Print all entries word for word.
___ EXERCISE MATERIALS ___
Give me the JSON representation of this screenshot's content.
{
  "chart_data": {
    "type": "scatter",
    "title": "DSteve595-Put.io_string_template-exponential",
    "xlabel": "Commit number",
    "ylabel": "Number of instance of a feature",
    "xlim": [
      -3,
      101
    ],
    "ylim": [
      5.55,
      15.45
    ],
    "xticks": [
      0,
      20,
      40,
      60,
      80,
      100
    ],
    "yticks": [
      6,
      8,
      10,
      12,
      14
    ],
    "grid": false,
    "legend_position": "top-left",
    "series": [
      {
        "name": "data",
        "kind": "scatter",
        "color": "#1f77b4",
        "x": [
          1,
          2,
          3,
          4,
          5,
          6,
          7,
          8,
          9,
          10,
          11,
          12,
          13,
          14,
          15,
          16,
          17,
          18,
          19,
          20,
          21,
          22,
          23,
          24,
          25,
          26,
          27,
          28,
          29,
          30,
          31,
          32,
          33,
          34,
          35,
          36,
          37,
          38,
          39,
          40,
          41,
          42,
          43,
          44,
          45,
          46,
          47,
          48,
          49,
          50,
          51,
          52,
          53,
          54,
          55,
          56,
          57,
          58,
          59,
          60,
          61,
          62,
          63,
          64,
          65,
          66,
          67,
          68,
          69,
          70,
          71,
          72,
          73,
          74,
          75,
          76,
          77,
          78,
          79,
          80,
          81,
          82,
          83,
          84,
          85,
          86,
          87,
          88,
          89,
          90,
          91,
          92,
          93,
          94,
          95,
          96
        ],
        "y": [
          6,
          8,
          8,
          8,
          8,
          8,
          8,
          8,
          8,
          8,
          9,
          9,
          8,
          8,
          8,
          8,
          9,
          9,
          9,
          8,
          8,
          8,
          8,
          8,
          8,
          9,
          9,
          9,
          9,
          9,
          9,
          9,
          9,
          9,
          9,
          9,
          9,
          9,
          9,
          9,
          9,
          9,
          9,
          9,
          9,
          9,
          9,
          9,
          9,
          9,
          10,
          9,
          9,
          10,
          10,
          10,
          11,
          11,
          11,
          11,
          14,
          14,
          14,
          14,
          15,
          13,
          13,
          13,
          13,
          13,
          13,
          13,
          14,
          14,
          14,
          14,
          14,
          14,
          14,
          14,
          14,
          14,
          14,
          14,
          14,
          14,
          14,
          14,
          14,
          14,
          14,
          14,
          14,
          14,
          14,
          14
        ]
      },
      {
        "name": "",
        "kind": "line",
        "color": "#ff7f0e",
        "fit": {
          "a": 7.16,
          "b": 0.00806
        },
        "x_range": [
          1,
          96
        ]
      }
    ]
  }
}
___
*COMPLETE OUTPUT:*
Give me the JSON representation of this screenshot's content.
{
  "chart_data": {
    "type": "scatter",
    "title": "DSteve595-Put.io_string_template-exponential",
    "xlabel": "Commit number",
    "ylabel": "Number of instance of a feature",
    "xlim": [
      -3,
      101
    ],
    "ylim": [
      5.55,
      15.45
    ],
    "xticks": [
      0,
      20,
      40,
      60,
      80,
      100
    ],
    "yticks": [
      6,
      8,
      10,
      12,
      14
    ],
    "grid": false,
    "legend_position": "top-left",
    "series": [
      {
        "name": "data",
        "kind": "scatter",
        "color": "#1f77b4",
        "x": [
          1,
          2,
          3,
          4,
          5,
          6,
          7,
          8,
          9,
          10,
          11,
          12,
          13,
          14,
          15,
          16,
          17,
          18,
          19,
          20,
          21,
          22,
          23,
          24,
          25,
          26,
          27,
          28,
          29,
          30,
          31,
          32,
          33,
          34,
          35,
          36,
          37,
          38,
          39,
          40,
          41,
          42,
          43,
          44,
          45,
          46,
          47,
          48,
          49,
          50,
          51,
          52,
          53,
          54,
          55,
          56,
          57,
          58,
          59,
          60,
          61,
          62,
          63,
          64,
          65,
          66,
          67,
          68,
          69,
          70,
          71,
          72,
          73,
          74,
          75,
          76,
          77,
          78,
          79,
          80,
          81,
          82,
          83,
          84,
          85,
          86,
          87,
          88,
          89,
          90,
          91,
          92,
          93,
          94,
          95,
          96
        ],
        "y": [
          6,
          8,
          8,
          8,
          8,
          8,
          8,
          8,
          8,
          8,
          9,
          9,
          8,
          8,
          8,
          8,
          9,
          9,
          9,
          8,
          8,
          8,
          8,
          8,
          8,
          9,
          9,
          9,
          9,
          9,
          9,
          9,
          9,
          9,
          9,
          9,
          9,
          9,
          9,
          9,
          9,
          9,
          9,
          9,
          9,
          9,
          9,
          9,
          9,
          9,
          10,
          9,
          9,
          10,
          10,
          10,
          11,
          11,
          11,
          11,
          14,
          14,
          14,
          14,
          15,
          13,
          13,
          13,
          13,
          13,
          13,
          13,
          14,
          14,
          14,
          14,
          14,
          14,
          14,
          14,
          14,
          14,
          14,
          14,
          14,
          14,
          14,
          14,
          14,
          14,
          14,
          14,
          14,
          14,
          14,
          14
        ]
      },
      {
        "name": "",
        "kind": "line",
        "color": "#ff7f0e",
        "fit": {
          "a": 7.16,
          "b": 0.00806
        },
        "x_range": [
          1,
          96
        ]
      }
    ]
  }
}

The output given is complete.